■ Fragmento del texto ■
■ ■ ■ ■

La representación castellonense, Andrés Reyes y Costi, trabajó de manera conjunta. Foto: Carme Ripollès.

Llegando ya a la zona de los dos bares de la localidad, en una calle estrecha que hace esquina con la carretera que cruza Fanzara, se puede ver la obra conjunta realizada por los dos castellonenses de esta edición, Costi (joven artista rumano residente en la localidad) y Andrés Reyes (del Grao de Castellón). Juegan con las perspectivas y según el ángulo de visión, las figuras geométricas varían de forma, distribuyendo la creación en dos partes: una cabeza con agujeros, por una; y un intercambio de formas entre personas y animales, en la otra.

■ ■ ■ ■

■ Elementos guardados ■
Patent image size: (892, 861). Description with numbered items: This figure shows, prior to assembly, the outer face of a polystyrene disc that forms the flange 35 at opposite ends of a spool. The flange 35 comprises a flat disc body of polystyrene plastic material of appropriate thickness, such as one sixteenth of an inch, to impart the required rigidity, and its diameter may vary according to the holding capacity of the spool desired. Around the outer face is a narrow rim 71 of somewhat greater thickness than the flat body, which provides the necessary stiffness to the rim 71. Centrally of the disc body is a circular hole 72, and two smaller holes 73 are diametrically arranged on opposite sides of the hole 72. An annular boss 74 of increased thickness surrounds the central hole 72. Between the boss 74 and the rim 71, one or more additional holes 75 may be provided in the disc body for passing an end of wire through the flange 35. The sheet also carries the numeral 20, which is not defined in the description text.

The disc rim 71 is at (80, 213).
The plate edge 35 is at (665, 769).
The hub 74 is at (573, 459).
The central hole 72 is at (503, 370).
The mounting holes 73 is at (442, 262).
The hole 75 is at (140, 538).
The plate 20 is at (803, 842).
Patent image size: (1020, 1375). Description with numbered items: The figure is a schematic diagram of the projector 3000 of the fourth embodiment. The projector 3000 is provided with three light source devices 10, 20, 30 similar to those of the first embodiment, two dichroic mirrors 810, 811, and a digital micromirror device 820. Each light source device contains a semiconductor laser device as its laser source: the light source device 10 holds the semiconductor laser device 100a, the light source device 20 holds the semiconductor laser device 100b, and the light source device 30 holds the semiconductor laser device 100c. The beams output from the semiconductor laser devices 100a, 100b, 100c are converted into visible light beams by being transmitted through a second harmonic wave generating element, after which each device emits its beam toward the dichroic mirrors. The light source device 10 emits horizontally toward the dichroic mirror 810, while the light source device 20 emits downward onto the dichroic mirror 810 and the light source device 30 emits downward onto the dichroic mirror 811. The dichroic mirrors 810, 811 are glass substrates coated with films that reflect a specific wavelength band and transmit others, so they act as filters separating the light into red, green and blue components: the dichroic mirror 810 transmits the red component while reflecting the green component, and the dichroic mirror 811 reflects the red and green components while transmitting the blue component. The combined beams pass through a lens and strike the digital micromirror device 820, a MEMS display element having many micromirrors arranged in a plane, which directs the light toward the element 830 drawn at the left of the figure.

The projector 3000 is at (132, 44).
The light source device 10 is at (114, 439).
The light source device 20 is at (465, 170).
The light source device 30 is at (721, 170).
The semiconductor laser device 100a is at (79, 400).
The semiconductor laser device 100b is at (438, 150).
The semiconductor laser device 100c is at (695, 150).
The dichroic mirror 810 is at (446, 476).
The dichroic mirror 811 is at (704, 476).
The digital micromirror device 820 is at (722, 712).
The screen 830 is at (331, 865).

■ ■ ■ ■

■ Qué hay que hacer ■
1. Según el fragmento sobre la obra conjunta en Fanzara, ¿de dónde es Andrés Reyes?
2. Del fragmento sobre la obra conjunta en Fanzara, escribe tal cual el trozo que empieza con "La representación castellonense, Andrés" y sigue hasta "en la otra.".

■ Las respuestas ■
1. Del Grao de Castellón.

2.
La representación castellonense, Andrés Reyes y Costi, trabajó de manera conjunta. Foto: Carme Ripollès.

Llegando ya a la zona de los dos bares de la localidad, en una calle estrecha que hace esquina con la carretera que cruza Fanzara, se puede ver la obra conjunta realizada por los dos castellonenses de esta edición, Costi (joven artista rumano residente en la localidad) y Andrés Reyes (del Grao de Castellón). Juegan con las perspectivas y según el ángulo de visión, las figuras geométricas varían de forma, distribuyendo la creación en dos partes: una cabeza con agujeros, por una; y un intercambio de formas entre personas y animales, en la otra.